>> BEGIN DATA FOR THIS TASK

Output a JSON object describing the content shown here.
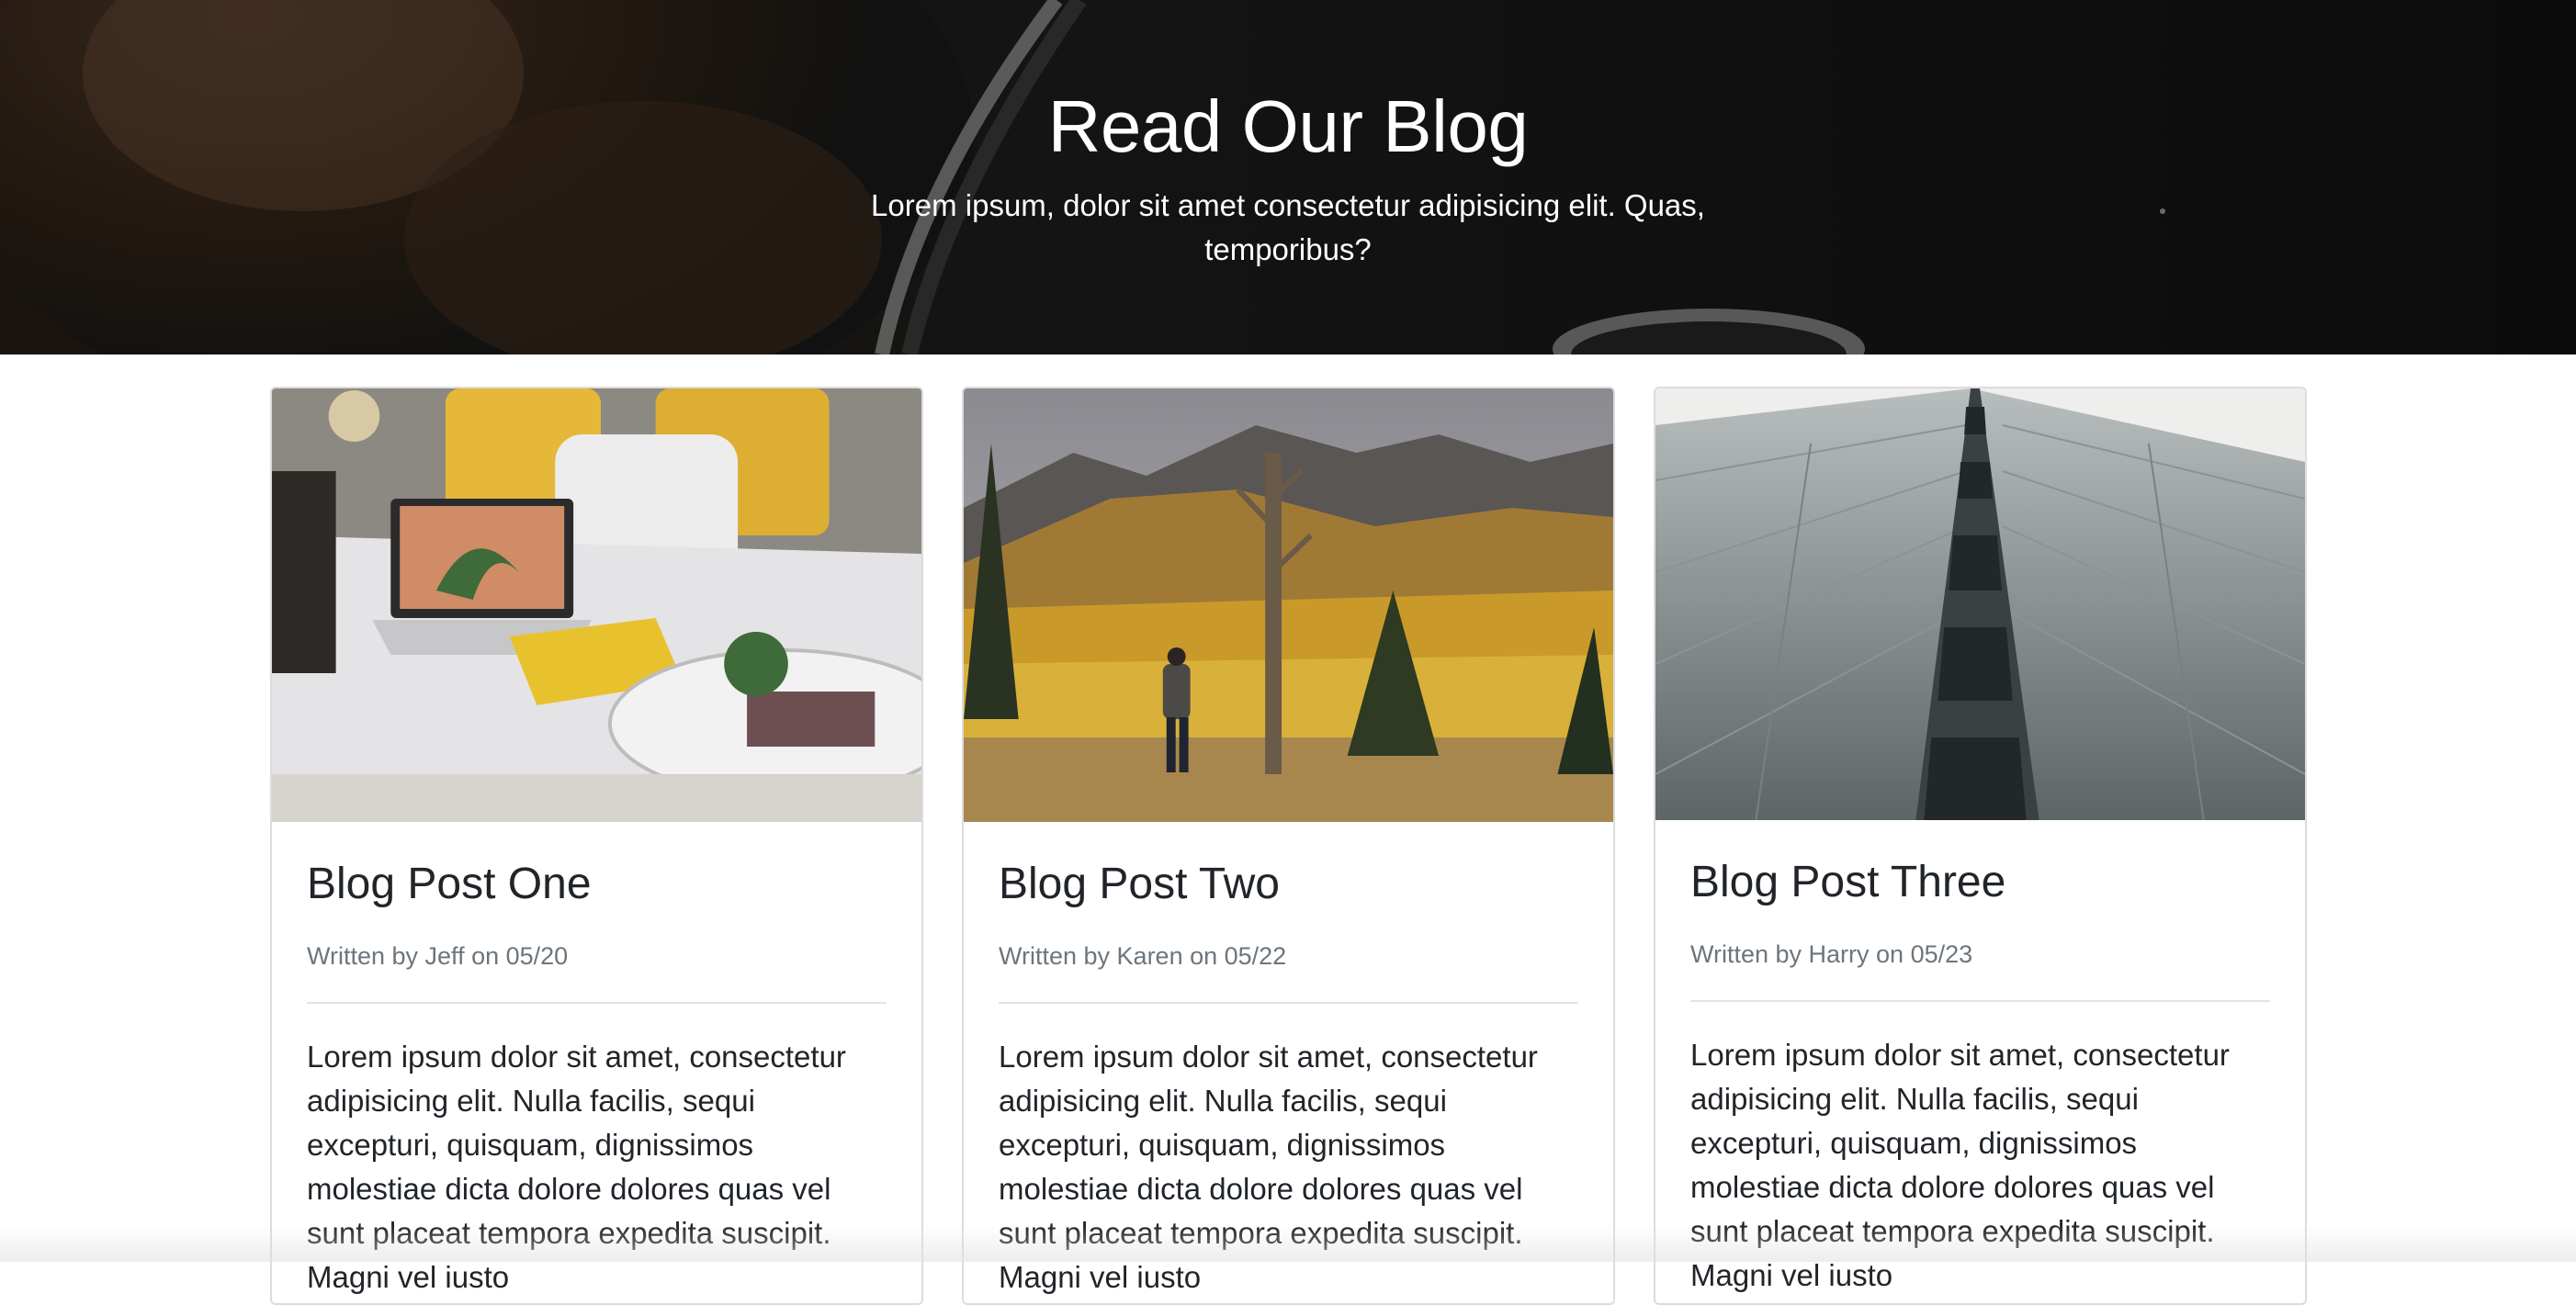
{
  "hero": {
    "title": "Read Our Blog",
    "subtitle": "Lorem ipsum, dolor sit amet consectetur adipisicing elit. Quas, temporibus?"
  },
  "posts": [
    {
      "title": "Blog Post One",
      "meta": "Written by Jeff on 05/20",
      "body": "Lorem ipsum dolor sit amet, consectetur adipisicing elit. Nulla facilis, sequi excepturi, quisquam, dignissimos molestiae dicta dolore dolores quas vel sunt placeat tempora expedita suscipit. Magni vel iusto",
      "image": "bedroom-laptop-photo"
    },
    {
      "title": "Blog Post Two",
      "meta": "Written by Karen on 05/22",
      "body": "Lorem ipsum dolor sit amet, consectetur adipisicing elit. Nulla facilis, sequi excepturi, quisquam, dignissimos molestiae dicta dolore dolores quas vel sunt placeat tempora expedita suscipit. Magni vel iusto",
      "image": "autumn-forest-hiker-photo"
    },
    {
      "title": "Blog Post Three",
      "meta": "Written by Harry on 05/23",
      "body": "Lorem ipsum dolor sit amet, consectetur adipisicing elit. Nulla facilis, sequi excepturi, quisquam, dignissimos molestiae dicta dolore dolores quas vel sunt placeat tempora expedita suscipit. Magni vel iusto",
      "image": "skyscraper-facade-photo"
    }
  ],
  "colors": {
    "hero_bg": "#0d0d0d",
    "title_text": "#212529",
    "meta_text": "#6c757d",
    "card_border": "#dcdcdc"
  }
}
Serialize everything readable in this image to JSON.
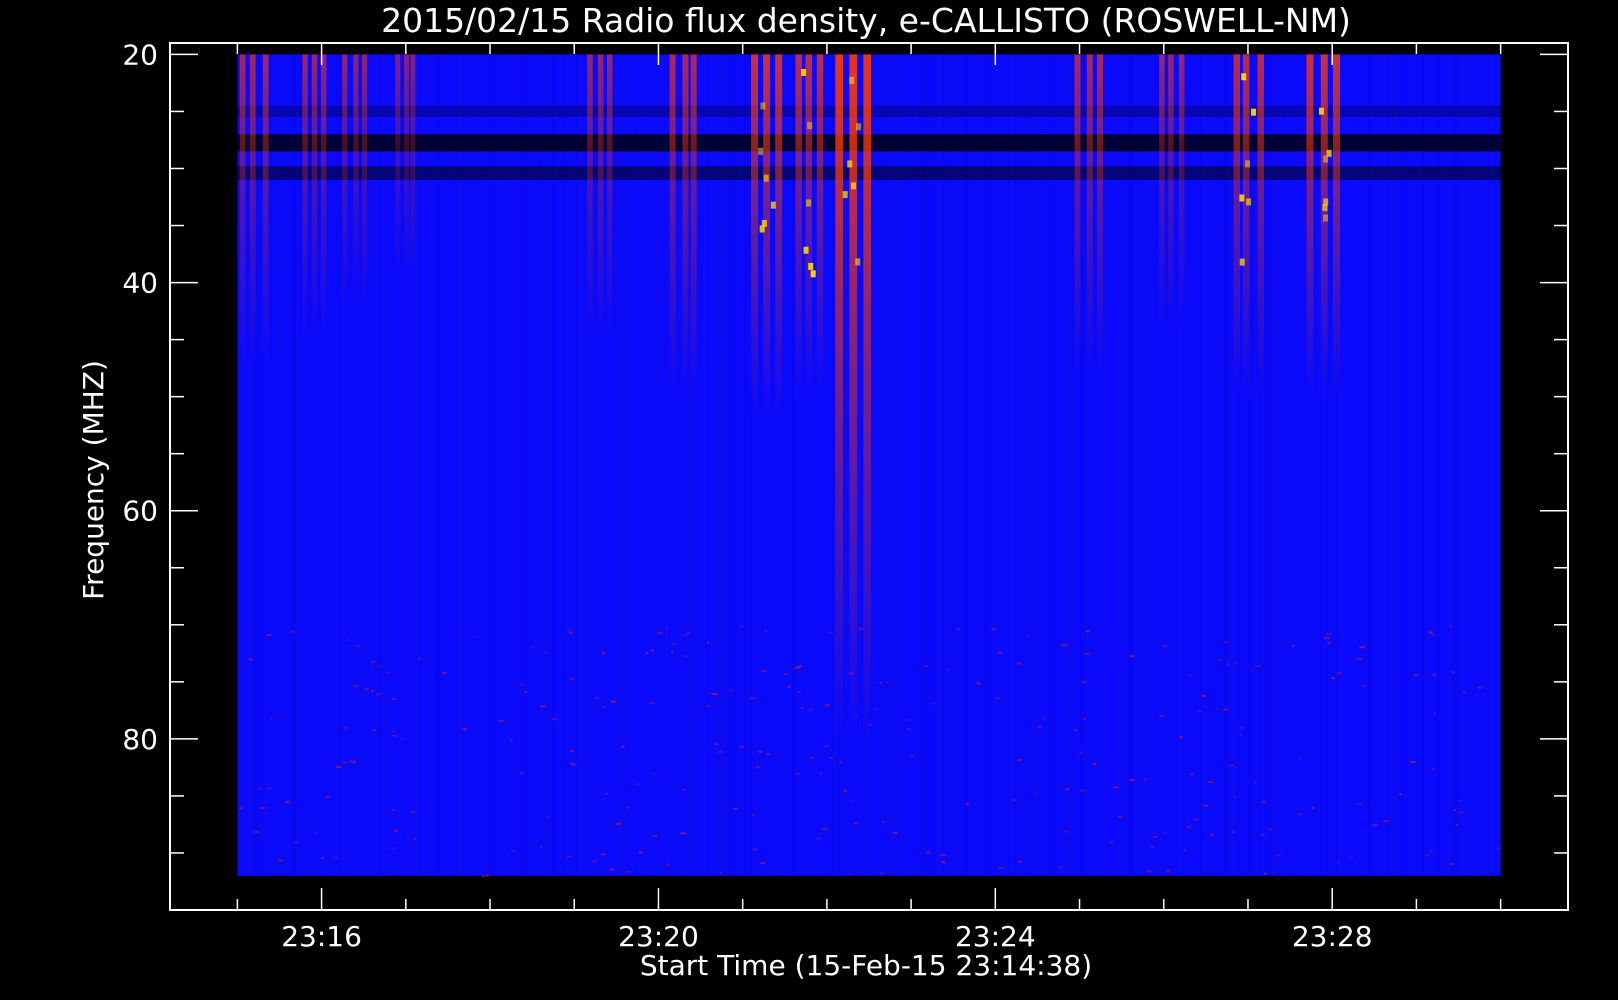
{
  "chart_data": {
    "type": "heatmap",
    "title": "2015/02/15  Radio flux density, e-CALLISTO (ROSWELL-NM)",
    "xlabel": "Start Time (15-Feb-15 23:14:38)",
    "ylabel": "Frequency (MHZ)",
    "x_tick_labels": [
      "23:16",
      "23:20",
      "23:24",
      "23:28"
    ],
    "x_tick_values_min": [
      16,
      20,
      24,
      28
    ],
    "y_tick_labels": [
      "20",
      "40",
      "60",
      "80"
    ],
    "y_tick_values": [
      20,
      40,
      60,
      80
    ],
    "xlim_min": [
      14.2,
      30.8
    ],
    "ylim": [
      19,
      95
    ],
    "y_inverted": true,
    "data_time_range_min": [
      15.0,
      30.0
    ],
    "data_freq_range_mhz": [
      20,
      92
    ],
    "background_color": "#0a0aff",
    "hot_colors": [
      "#ff3a00",
      "#ffd000"
    ],
    "bursts": [
      {
        "t_min": 15.2,
        "f_max": 47,
        "intensity": 0.55
      },
      {
        "t_min": 15.9,
        "f_max": 45,
        "intensity": 0.5
      },
      {
        "t_min": 16.4,
        "f_max": 42,
        "intensity": 0.45
      },
      {
        "t_min": 17.0,
        "f_max": 40,
        "intensity": 0.4
      },
      {
        "t_min": 19.3,
        "f_max": 45,
        "intensity": 0.5
      },
      {
        "t_min": 20.3,
        "f_max": 50,
        "intensity": 0.6
      },
      {
        "t_min": 21.3,
        "f_max": 52,
        "intensity": 0.8
      },
      {
        "t_min": 21.8,
        "f_max": 50,
        "intensity": 0.7
      },
      {
        "t_min": 22.3,
        "f_max": 80,
        "intensity": 0.95
      },
      {
        "t_min": 25.1,
        "f_max": 48,
        "intensity": 0.6
      },
      {
        "t_min": 26.1,
        "f_max": 44,
        "intensity": 0.5
      },
      {
        "t_min": 27.0,
        "f_max": 50,
        "intensity": 0.7
      },
      {
        "t_min": 27.9,
        "f_max": 50,
        "intensity": 0.8
      }
    ]
  }
}
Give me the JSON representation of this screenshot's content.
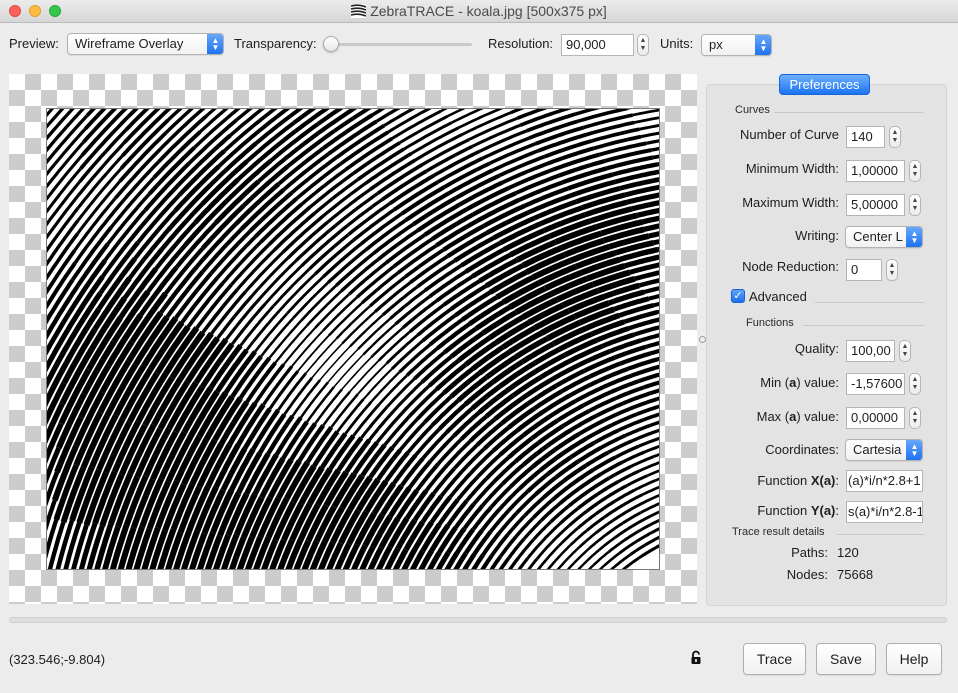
{
  "window": {
    "title": "ZebraTRACE - koala.jpg [500x375 px]"
  },
  "toolbar": {
    "preview_label": "Preview:",
    "preview_value": "Wireframe Overlay",
    "transparency_label": "Transparency:",
    "transparency_level": 0,
    "resolution_label": "Resolution:",
    "resolution_value": "90,000",
    "units_label": "Units:",
    "units_value": "px"
  },
  "preferences": {
    "tab_label": "Preferences",
    "curves_section": "Curves",
    "number_of_curves_label": "Number of Curve",
    "number_of_curves_value": "140",
    "min_width_label": "Minimum Width:",
    "min_width_value": "1,00000",
    "max_width_label": "Maximum Width:",
    "max_width_value": "5,00000",
    "writing_label": "Writing:",
    "writing_value": "Center L",
    "node_reduction_label": "Node Reduction:",
    "node_reduction_value": "0",
    "advanced_label": "Advanced",
    "advanced_checked": true,
    "functions_section": "Functions",
    "quality_label": "Quality:",
    "quality_value": "100,00",
    "min_a_label_pre": "Min (",
    "min_a_label_var": "a",
    "min_a_label_post": ") value:",
    "min_a_value": "-1,57600",
    "max_a_label_pre": "Max (",
    "max_a_label_var": "a",
    "max_a_label_post": ") value:",
    "max_a_value": "0,00000",
    "coordinates_label": "Coordinates:",
    "coordinates_value": "Cartesia",
    "function_x_label_pre": "Function ",
    "function_x_label_bold": "X(a)",
    "function_x_label_post": ":",
    "function_x_value": "(a)*i/n*2.8+1",
    "function_y_label_pre": "Function ",
    "function_y_label_bold": "Y(a)",
    "function_y_label_post": ":",
    "function_y_value": "s(a)*i/n*2.8-1",
    "trace_section": "Trace result details",
    "paths_label": "Paths:",
    "paths_value": "120",
    "nodes_label": "Nodes:",
    "nodes_value": "75668"
  },
  "status": {
    "coordinates": "(323.546;-9.804)"
  },
  "buttons": {
    "trace": "Trace",
    "save": "Save",
    "help": "Help"
  }
}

>> END DATA FOR THIS TASK

▶ _WHAT TO PRODUCE_: The pictures in the entries should be left out; output everything else exactly.

▶ _WRITTEN SOLUTION_:
Output a JSON object describing the content shown here.
{
  "hero": {
    "title": "Read Our Blog",
    "subtitle": "Lorem ipsum, dolor sit amet consectetur adipisicing elit. Quas, temporibus?"
  },
  "posts": [
    {
      "title": "Blog Post One",
      "meta": "Written by Jeff on 05/20",
      "body": "Lorem ipsum dolor sit amet, consectetur adipisicing elit. Nulla facilis, sequi excepturi, quisquam, dignissimos molestiae dicta dolore dolores quas vel sunt placeat tempora expedita suscipit. Magni vel iusto",
      "image": "bedroom-laptop-photo"
    },
    {
      "title": "Blog Post Two",
      "meta": "Written by Karen on 05/22",
      "body": "Lorem ipsum dolor sit amet, consectetur adipisicing elit. Nulla facilis, sequi excepturi, quisquam, dignissimos molestiae dicta dolore dolores quas vel sunt placeat tempora expedita suscipit. Magni vel iusto",
      "image": "autumn-forest-hiker-photo"
    },
    {
      "title": "Blog Post Three",
      "meta": "Written by Harry on 05/23",
      "body": "Lorem ipsum dolor sit amet, consectetur adipisicing elit. Nulla facilis, sequi excepturi, quisquam, dignissimos molestiae dicta dolore dolores quas vel sunt placeat tempora expedita suscipit. Magni vel iusto",
      "image": "skyscraper-facade-photo"
    }
  ],
  "colors": {
    "hero_bg": "#0d0d0d",
    "title_text": "#212529",
    "meta_text": "#6c757d",
    "card_border": "#dcdcdc"
  }
}
Serialize everything readable in this image to JSON.
{
  "chart_data": {
    "type": "heatmap",
    "title": "2015/02/15  Radio flux density, e-CALLISTO (ROSWELL-NM)",
    "xlabel": "Start Time (15-Feb-15 23:14:38)",
    "ylabel": "Frequency (MHZ)",
    "x_tick_labels": [
      "23:16",
      "23:20",
      "23:24",
      "23:28"
    ],
    "x_tick_values_min": [
      16,
      20,
      24,
      28
    ],
    "y_tick_labels": [
      "20",
      "40",
      "60",
      "80"
    ],
    "y_tick_values": [
      20,
      40,
      60,
      80
    ],
    "xlim_min": [
      14.2,
      30.8
    ],
    "ylim": [
      19,
      95
    ],
    "y_inverted": true,
    "data_time_range_min": [
      15.0,
      30.0
    ],
    "data_freq_range_mhz": [
      20,
      92
    ],
    "background_color": "#0a0aff",
    "hot_colors": [
      "#ff3a00",
      "#ffd000"
    ],
    "bursts": [
      {
        "t_min": 15.2,
        "f_max": 47,
        "intensity": 0.55
      },
      {
        "t_min": 15.9,
        "f_max": 45,
        "intensity": 0.5
      },
      {
        "t_min": 16.4,
        "f_max": 42,
        "intensity": 0.45
      },
      {
        "t_min": 17.0,
        "f_max": 40,
        "intensity": 0.4
      },
      {
        "t_min": 19.3,
        "f_max": 45,
        "intensity": 0.5
      },
      {
        "t_min": 20.3,
        "f_max": 50,
        "intensity": 0.6
      },
      {
        "t_min": 21.3,
        "f_max": 52,
        "intensity": 0.8
      },
      {
        "t_min": 21.8,
        "f_max": 50,
        "intensity": 0.7
      },
      {
        "t_min": 22.3,
        "f_max": 80,
        "intensity": 0.95
      },
      {
        "t_min": 25.1,
        "f_max": 48,
        "intensity": 0.6
      },
      {
        "t_min": 26.1,
        "f_max": 44,
        "intensity": 0.5
      },
      {
        "t_min": 27.0,
        "f_max": 50,
        "intensity": 0.7
      },
      {
        "t_min": 27.9,
        "f_max": 50,
        "intensity": 0.8
      }
    ]
  }
}
Give me the JSON representation of this screenshot's content.
{
  "window": {
    "title": "ZebraTRACE - koala.jpg [500x375 px]"
  },
  "toolbar": {
    "preview_label": "Preview:",
    "preview_value": "Wireframe Overlay",
    "transparency_label": "Transparency:",
    "transparency_level": 0,
    "resolution_label": "Resolution:",
    "resolution_value": "90,000",
    "units_label": "Units:",
    "units_value": "px"
  },
  "preferences": {
    "tab_label": "Preferences",
    "curves_section": "Curves",
    "number_of_curves_label": "Number of Curve",
    "number_of_curves_value": "140",
    "min_width_label": "Minimum Width:",
    "min_width_value": "1,00000",
    "max_width_label": "Maximum Width:",
    "max_width_value": "5,00000",
    "writing_label": "Writing:",
    "writing_value": "Center L",
    "node_reduction_label": "Node Reduction:",
    "node_reduction_value": "0",
    "advanced_label": "Advanced",
    "advanced_checked": true,
    "functions_section": "Functions",
    "quality_label": "Quality:",
    "quality_value": "100,00",
    "min_a_label_pre": "Min (",
    "min_a_label_var": "a",
    "min_a_label_post": ") value:",
    "min_a_value": "-1,57600",
    "max_a_label_pre": "Max (",
    "max_a_label_var": "a",
    "max_a_label_post": ") value:",
    "max_a_value": "0,00000",
    "coordinates_label": "Coordinates:",
    "coordinates_value": "Cartesia",
    "function_x_label_pre": "Function ",
    "function_x_label_bold": "X(a)",
    "function_x_label_post": ":",
    "function_x_value": "(a)*i/n*2.8+1",
    "function_y_label_pre": "Function ",
    "function_y_label_bold": "Y(a)",
    "function_y_label_post": ":",
    "function_y_value": "s(a)*i/n*2.8-1",
    "trace_section": "Trace result details",
    "paths_label": "Paths:",
    "paths_value": "120",
    "nodes_label": "Nodes:",
    "nodes_value": "75668"
  },
  "status": {
    "coordinates": "(323.546;-9.804)"
  },
  "buttons": {
    "trace": "Trace",
    "save": "Save",
    "help": "Help"
  }
}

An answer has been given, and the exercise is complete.